» Exercise aim:
Would you restate all the data that follows, word for word?

(Entries from a dataset)

┄┄┄┄┄┄┄┄┄┄

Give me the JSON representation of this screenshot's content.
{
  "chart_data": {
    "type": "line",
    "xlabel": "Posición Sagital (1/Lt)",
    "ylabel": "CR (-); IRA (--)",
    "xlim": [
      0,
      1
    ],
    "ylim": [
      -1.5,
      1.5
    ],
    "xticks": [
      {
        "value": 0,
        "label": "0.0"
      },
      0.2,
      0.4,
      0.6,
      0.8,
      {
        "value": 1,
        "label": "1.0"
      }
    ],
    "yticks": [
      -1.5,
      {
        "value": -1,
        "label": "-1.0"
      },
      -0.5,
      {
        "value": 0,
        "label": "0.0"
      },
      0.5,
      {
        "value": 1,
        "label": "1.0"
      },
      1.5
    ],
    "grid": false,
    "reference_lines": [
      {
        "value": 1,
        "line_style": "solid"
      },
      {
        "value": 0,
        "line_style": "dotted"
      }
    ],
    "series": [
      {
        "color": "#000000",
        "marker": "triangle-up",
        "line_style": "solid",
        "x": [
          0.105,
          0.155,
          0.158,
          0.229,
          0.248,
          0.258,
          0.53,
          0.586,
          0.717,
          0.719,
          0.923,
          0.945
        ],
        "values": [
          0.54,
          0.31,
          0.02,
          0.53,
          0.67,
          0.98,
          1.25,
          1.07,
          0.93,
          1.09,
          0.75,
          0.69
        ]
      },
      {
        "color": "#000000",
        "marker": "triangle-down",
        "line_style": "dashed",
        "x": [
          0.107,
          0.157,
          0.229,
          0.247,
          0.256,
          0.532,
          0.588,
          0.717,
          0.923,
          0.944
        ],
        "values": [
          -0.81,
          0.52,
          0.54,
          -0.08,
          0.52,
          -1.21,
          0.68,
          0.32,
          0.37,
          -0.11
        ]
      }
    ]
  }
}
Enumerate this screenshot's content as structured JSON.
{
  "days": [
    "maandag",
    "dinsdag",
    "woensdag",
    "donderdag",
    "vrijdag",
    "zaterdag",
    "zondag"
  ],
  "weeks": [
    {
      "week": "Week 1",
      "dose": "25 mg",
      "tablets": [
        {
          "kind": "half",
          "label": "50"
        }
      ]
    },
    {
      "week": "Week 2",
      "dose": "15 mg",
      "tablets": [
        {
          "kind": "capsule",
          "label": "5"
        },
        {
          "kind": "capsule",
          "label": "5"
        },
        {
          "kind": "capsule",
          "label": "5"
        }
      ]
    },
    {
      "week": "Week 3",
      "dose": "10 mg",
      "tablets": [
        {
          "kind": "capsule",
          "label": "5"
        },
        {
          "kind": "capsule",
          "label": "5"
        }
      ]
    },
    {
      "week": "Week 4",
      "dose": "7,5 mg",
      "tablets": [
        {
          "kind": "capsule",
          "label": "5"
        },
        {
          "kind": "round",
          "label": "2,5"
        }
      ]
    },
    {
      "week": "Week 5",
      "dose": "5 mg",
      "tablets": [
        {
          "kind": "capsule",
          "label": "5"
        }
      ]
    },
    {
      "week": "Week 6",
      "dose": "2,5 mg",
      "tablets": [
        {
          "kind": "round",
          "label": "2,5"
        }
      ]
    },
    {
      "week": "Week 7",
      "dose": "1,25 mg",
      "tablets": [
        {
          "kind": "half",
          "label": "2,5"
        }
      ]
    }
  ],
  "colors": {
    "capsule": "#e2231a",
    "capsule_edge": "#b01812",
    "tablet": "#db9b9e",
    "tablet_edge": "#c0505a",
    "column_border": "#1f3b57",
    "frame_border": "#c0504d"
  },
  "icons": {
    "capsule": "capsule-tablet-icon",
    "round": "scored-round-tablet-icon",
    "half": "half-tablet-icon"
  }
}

┄┄┄┄┄┄┄┄┄┄

» Solution to this exercise:
Give me the JSON representation of this screenshot's content.
{
  "chart_data": {
    "type": "line",
    "xlabel": "Posición Sagital (1/Lt)",
    "ylabel": "CR (-); IRA (--)",
    "xlim": [
      0,
      1
    ],
    "ylim": [
      -1.5,
      1.5
    ],
    "xticks": [
      {
        "value": 0,
        "label": "0.0"
      },
      0.2,
      0.4,
      0.6,
      0.8,
      {
        "value": 1,
        "label": "1.0"
      }
    ],
    "yticks": [
      -1.5,
      {
        "value": -1,
        "label": "-1.0"
      },
      -0.5,
      {
        "value": 0,
        "label": "0.0"
      },
      0.5,
      {
        "value": 1,
        "label": "1.0"
      },
      1.5
    ],
    "grid": false,
    "reference_lines": [
      {
        "value": 1,
        "line_style": "solid"
      },
      {
        "value": 0,
        "line_style": "dotted"
      }
    ],
    "series": [
      {
        "color": "#000000",
        "marker": "triangle-up",
        "line_style": "solid",
        "x": [
          0.105,
          0.155,
          0.158,
          0.229,
          0.248,
          0.258,
          0.53,
          0.586,
          0.717,
          0.719,
          0.923,
          0.945
        ],
        "values": [
          0.54,
          0.31,
          0.02,
          0.53,
          0.67,
          0.98,
          1.25,
          1.07,
          0.93,
          1.09,
          0.75,
          0.69
        ]
      },
      {
        "color": "#000000",
        "marker": "triangle-down",
        "line_style": "dashed",
        "x": [
          0.107,
          0.157,
          0.229,
          0.247,
          0.256,
          0.532,
          0.588,
          0.717,
          0.923,
          0.944
        ],
        "values": [
          -0.81,
          0.52,
          0.54,
          -0.08,
          0.52,
          -1.21,
          0.68,
          0.32,
          0.37,
          -0.11
        ]
      }
    ]
  }
}
Enumerate this screenshot's content as structured JSON.
{
  "days": [
    "maandag",
    "dinsdag",
    "woensdag",
    "donderdag",
    "vrijdag",
    "zaterdag",
    "zondag"
  ],
  "weeks": [
    {
      "week": "Week 1",
      "dose": "25 mg",
      "tablets": [
        {
          "kind": "half",
          "label": "50"
        }
      ]
    },
    {
      "week": "Week 2",
      "dose": "15 mg",
      "tablets": [
        {
          "kind": "capsule",
          "label": "5"
        },
        {
          "kind": "capsule",
          "label": "5"
        },
        {
          "kind": "capsule",
          "label": "5"
        }
      ]
    },
    {
      "week": "Week 3",
      "dose": "10 mg",
      "tablets": [
        {
          "kind": "capsule",
          "label": "5"
        },
        {
          "kind": "capsule",
          "label": "5"
        }
      ]
    },
    {
      "week": "Week 4",
      "dose": "7,5 mg",
      "tablets": [
        {
          "kind": "capsule",
          "label": "5"
        },
        {
          "kind": "round",
          "label": "2,5"
        }
      ]
    },
    {
      "week": "Week 5",
      "dose": "5 mg",
      "tablets": [
        {
          "kind": "capsule",
          "label": "5"
        }
      ]
    },
    {
      "week": "Week 6",
      "dose": "2,5 mg",
      "tablets": [
        {
          "kind": "round",
          "label": "2,5"
        }
      ]
    },
    {
      "week": "Week 7",
      "dose": "1,25 mg",
      "tablets": [
        {
          "kind": "half",
          "label": "2,5"
        }
      ]
    }
  ],
  "colors": {
    "capsule": "#e2231a",
    "capsule_edge": "#b01812",
    "tablet": "#db9b9e",
    "tablet_edge": "#c0505a",
    "column_border": "#1f3b57",
    "frame_border": "#c0504d"
  },
  "icons": {
    "capsule": "capsule-tablet-icon",
    "round": "scored-round-tablet-icon",
    "half": "half-tablet-icon"
  }
}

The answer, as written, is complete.